Dataset rows about figures
---

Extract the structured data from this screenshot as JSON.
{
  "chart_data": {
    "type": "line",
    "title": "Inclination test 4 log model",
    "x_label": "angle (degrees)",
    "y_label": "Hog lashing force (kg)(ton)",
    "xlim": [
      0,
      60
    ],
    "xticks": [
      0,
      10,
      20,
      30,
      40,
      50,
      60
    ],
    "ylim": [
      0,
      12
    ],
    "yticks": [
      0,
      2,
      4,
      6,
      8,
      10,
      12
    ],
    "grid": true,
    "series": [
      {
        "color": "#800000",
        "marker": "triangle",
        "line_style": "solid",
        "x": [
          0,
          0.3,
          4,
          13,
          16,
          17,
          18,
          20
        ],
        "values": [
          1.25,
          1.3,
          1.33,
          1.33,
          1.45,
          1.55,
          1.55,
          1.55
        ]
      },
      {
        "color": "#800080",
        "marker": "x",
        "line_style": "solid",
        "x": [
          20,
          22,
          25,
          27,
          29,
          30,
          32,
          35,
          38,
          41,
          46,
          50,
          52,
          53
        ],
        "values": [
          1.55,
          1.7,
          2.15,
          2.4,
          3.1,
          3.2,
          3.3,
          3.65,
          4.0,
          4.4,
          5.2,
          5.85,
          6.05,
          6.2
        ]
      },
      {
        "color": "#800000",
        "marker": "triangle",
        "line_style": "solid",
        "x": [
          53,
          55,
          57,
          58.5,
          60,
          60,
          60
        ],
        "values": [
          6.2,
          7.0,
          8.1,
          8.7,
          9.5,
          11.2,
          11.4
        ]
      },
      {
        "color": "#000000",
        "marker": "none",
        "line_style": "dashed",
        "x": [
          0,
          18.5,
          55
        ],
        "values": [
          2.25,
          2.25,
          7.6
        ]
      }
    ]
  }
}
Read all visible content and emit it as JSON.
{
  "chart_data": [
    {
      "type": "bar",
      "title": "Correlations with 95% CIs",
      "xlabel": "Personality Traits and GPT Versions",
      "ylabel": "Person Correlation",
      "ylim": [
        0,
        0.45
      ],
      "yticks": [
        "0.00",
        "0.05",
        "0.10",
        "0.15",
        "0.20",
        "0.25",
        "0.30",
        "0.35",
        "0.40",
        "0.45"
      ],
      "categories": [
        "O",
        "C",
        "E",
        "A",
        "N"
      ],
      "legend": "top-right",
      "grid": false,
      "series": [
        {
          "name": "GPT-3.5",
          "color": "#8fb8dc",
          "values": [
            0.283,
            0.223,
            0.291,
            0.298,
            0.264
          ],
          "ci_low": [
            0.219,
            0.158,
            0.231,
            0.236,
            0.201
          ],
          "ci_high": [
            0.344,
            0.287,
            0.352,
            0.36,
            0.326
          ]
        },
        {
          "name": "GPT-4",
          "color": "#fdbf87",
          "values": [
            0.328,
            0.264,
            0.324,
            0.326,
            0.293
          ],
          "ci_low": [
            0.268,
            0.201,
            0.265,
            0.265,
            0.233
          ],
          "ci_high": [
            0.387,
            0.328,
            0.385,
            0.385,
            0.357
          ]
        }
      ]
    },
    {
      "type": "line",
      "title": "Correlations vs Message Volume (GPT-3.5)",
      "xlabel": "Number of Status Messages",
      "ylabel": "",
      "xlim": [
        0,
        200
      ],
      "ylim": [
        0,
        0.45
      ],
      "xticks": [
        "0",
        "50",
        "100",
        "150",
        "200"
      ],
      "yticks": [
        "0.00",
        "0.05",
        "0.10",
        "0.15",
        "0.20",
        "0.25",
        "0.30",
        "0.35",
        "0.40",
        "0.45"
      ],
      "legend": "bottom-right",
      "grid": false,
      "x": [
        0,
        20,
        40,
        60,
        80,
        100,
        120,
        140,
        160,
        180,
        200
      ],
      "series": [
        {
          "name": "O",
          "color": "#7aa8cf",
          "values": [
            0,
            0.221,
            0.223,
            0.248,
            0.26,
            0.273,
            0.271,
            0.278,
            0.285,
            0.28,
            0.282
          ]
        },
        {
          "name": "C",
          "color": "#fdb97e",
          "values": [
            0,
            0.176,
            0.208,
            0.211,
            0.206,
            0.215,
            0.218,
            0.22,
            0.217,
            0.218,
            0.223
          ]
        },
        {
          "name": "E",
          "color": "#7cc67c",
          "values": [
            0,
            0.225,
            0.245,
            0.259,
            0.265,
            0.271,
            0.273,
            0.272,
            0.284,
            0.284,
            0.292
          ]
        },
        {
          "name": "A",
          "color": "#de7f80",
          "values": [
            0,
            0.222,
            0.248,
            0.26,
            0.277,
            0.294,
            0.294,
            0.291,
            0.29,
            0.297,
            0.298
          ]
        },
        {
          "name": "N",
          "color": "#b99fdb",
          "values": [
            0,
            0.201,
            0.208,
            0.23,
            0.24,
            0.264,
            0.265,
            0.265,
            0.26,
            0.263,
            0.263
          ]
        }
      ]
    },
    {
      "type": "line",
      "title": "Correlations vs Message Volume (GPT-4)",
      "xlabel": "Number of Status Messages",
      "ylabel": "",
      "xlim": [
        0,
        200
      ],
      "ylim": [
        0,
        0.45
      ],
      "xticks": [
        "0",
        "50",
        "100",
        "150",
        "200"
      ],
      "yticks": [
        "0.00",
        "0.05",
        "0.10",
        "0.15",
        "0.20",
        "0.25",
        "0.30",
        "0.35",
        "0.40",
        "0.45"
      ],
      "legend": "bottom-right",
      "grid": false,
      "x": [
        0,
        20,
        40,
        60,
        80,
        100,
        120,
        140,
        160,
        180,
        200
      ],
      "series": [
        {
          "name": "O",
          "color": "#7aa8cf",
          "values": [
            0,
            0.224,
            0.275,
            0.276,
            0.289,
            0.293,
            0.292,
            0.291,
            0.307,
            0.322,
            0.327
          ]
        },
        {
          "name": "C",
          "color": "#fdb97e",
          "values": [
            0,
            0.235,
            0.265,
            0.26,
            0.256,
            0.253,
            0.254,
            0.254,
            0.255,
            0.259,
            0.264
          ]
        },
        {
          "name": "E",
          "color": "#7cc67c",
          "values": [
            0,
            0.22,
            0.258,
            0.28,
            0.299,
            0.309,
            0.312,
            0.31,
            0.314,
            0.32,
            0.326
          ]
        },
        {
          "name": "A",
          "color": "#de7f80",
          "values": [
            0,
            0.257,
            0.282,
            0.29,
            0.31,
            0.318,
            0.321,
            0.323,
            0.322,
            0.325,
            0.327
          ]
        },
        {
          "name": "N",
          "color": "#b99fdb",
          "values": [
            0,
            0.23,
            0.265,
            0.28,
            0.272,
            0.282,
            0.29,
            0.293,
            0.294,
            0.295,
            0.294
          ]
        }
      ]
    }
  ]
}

---

Reproduce all of the data exactly as given.

FULL SOLUTION>
Extract the structured data from this screenshot as JSON.
{
  "chart_data": {
    "type": "line",
    "title": "Inclination test 4 log model",
    "x_label": "angle (degrees)",
    "y_label": "Hog lashing force (kg)(ton)",
    "xlim": [
      0,
      60
    ],
    "xticks": [
      0,
      10,
      20,
      30,
      40,
      50,
      60
    ],
    "ylim": [
      0,
      12
    ],
    "yticks": [
      0,
      2,
      4,
      6,
      8,
      10,
      12
    ],
    "grid": true,
    "series": [
      {
        "color": "#800000",
        "marker": "triangle",
        "line_style": "solid",
        "x": [
          0,
          0.3,
          4,
          13,
          16,
          17,
          18,
          20
        ],
        "values": [
          1.25,
          1.3,
          1.33,
          1.33,
          1.45,
          1.55,
          1.55,
          1.55
        ]
      },
      {
        "color": "#800080",
        "marker": "x",
        "line_style": "solid",
        "x": [
          20,
          22,
          25,
          27,
          29,
          30,
          32,
          35,
          38,
          41,
          46,
          50,
          52,
          53
        ],
        "values": [
          1.55,
          1.7,
          2.15,
          2.4,
          3.1,
          3.2,
          3.3,
          3.65,
          4.0,
          4.4,
          5.2,
          5.85,
          6.05,
          6.2
        ]
      },
      {
        "color": "#800000",
        "marker": "triangle",
        "line_style": "solid",
        "x": [
          53,
          55,
          57,
          58.5,
          60,
          60,
          60
        ],
        "values": [
          6.2,
          7.0,
          8.1,
          8.7,
          9.5,
          11.2,
          11.4
        ]
      },
      {
        "color": "#000000",
        "marker": "none",
        "line_style": "dashed",
        "x": [
          0,
          18.5,
          55
        ],
        "values": [
          2.25,
          2.25,
          7.6
        ]
      }
    ]
  }
}
Read all visible content and emit it as JSON.
{
  "chart_data": [
    {
      "type": "bar",
      "title": "Correlations with 95% CIs",
      "xlabel": "Personality Traits and GPT Versions",
      "ylabel": "Person Correlation",
      "ylim": [
        0,
        0.45
      ],
      "yticks": [
        "0.00",
        "0.05",
        "0.10",
        "0.15",
        "0.20",
        "0.25",
        "0.30",
        "0.35",
        "0.40",
        "0.45"
      ],
      "categories": [
        "O",
        "C",
        "E",
        "A",
        "N"
      ],
      "legend": "top-right",
      "grid": false,
      "series": [
        {
          "name": "GPT-3.5",
          "color": "#8fb8dc",
          "values": [
            0.283,
            0.223,
            0.291,
            0.298,
            0.264
          ],
          "ci_low": [
            0.219,
            0.158,
            0.231,
            0.236,
            0.201
          ],
          "ci_high": [
            0.344,
            0.287,
            0.352,
            0.36,
            0.326
          ]
        },
        {
          "name": "GPT-4",
          "color": "#fdbf87",
          "values": [
            0.328,
            0.264,
            0.324,
            0.326,
            0.293
          ],
          "ci_low": [
            0.268,
            0.201,
            0.265,
            0.265,
            0.233
          ],
          "ci_high": [
            0.387,
            0.328,
            0.385,
            0.385,
            0.357
          ]
        }
      ]
    },
    {
      "type": "line",
      "title": "Correlations vs Message Volume (GPT-3.5)",
      "xlabel": "Number of Status Messages",
      "ylabel": "",
      "xlim": [
        0,
        200
      ],
      "ylim": [
        0,
        0.45
      ],
      "xticks": [
        "0",
        "50",
        "100",
        "150",
        "200"
      ],
      "yticks": [
        "0.00",
        "0.05",
        "0.10",
        "0.15",
        "0.20",
        "0.25",
        "0.30",
        "0.35",
        "0.40",
        "0.45"
      ],
      "legend": "bottom-right",
      "grid": false,
      "x": [
        0,
        20,
        40,
        60,
        80,
        100,
        120,
        140,
        160,
        180,
        200
      ],
      "series": [
        {
          "name": "O",
          "color": "#7aa8cf",
          "values": [
            0,
            0.221,
            0.223,
            0.248,
            0.26,
            0.273,
            0.271,
            0.278,
            0.285,
            0.28,
            0.282
          ]
        },
        {
          "name": "C",
          "color": "#fdb97e",
          "values": [
            0,
            0.176,
            0.208,
            0.211,
            0.206,
            0.215,
            0.218,
            0.22,
            0.217,
            0.218,
            0.223
          ]
        },
        {
          "name": "E",
          "color": "#7cc67c",
          "values": [
            0,
            0.225,
            0.245,
            0.259,
            0.265,
            0.271,
            0.273,
            0.272,
            0.284,
            0.284,
            0.292
          ]
        },
        {
          "name": "A",
          "color": "#de7f80",
          "values": [
            0,
            0.222,
            0.248,
            0.26,
            0.277,
            0.294,
            0.294,
            0.291,
            0.29,
            0.297,
            0.298
          ]
        },
        {
          "name": "N",
          "color": "#b99fdb",
          "values": [
            0,
            0.201,
            0.208,
            0.23,
            0.24,
            0.264,
            0.265,
            0.265,
            0.26,
            0.263,
            0.263
          ]
        }
      ]
    },
    {
      "type": "line",
      "title": "Correlations vs Message Volume (GPT-4)",
      "xlabel": "Number of Status Messages",
      "ylabel": "",
      "xlim": [
        0,
        200
      ],
      "ylim": [
        0,
        0.45
      ],
      "xticks": [
        "0",
        "50",
        "100",
        "150",
        "200"
      ],
      "yticks": [
        "0.00",
        "0.05",
        "0.10",
        "0.15",
        "0.20",
        "0.25",
        "0.30",
        "0.35",
        "0.40",
        "0.45"
      ],
      "legend": "bottom-right",
      "grid": false,
      "x": [
        0,
        20,
        40,
        60,
        80,
        100,
        120,
        140,
        160,
        180,
        200
      ],
      "series": [
        {
          "name": "O",
          "color": "#7aa8cf",
          "values": [
            0,
            0.224,
            0.275,
            0.276,
            0.289,
            0.293,
            0.292,
            0.291,
            0.307,
            0.322,
            0.327
          ]
        },
        {
          "name": "C",
          "color": "#fdb97e",
          "values": [
            0,
            0.235,
            0.265,
            0.26,
            0.256,
            0.253,
            0.254,
            0.254,
            0.255,
            0.259,
            0.264
          ]
        },
        {
          "name": "E",
          "color": "#7cc67c",
          "values": [
            0,
            0.22,
            0.258,
            0.28,
            0.299,
            0.309,
            0.312,
            0.31,
            0.314,
            0.32,
            0.326
          ]
        },
        {
          "name": "A",
          "color": "#de7f80",
          "values": [
            0,
            0.257,
            0.282,
            0.29,
            0.31,
            0.318,
            0.321,
            0.323,
            0.322,
            0.325,
            0.327
          ]
        },
        {
          "name": "N",
          "color": "#b99fdb",
          "values": [
            0,
            0.23,
            0.265,
            0.28,
            0.272,
            0.282,
            0.29,
            0.293,
            0.294,
            0.295,
            0.294
          ]
        }
      ]
    }
  ]
}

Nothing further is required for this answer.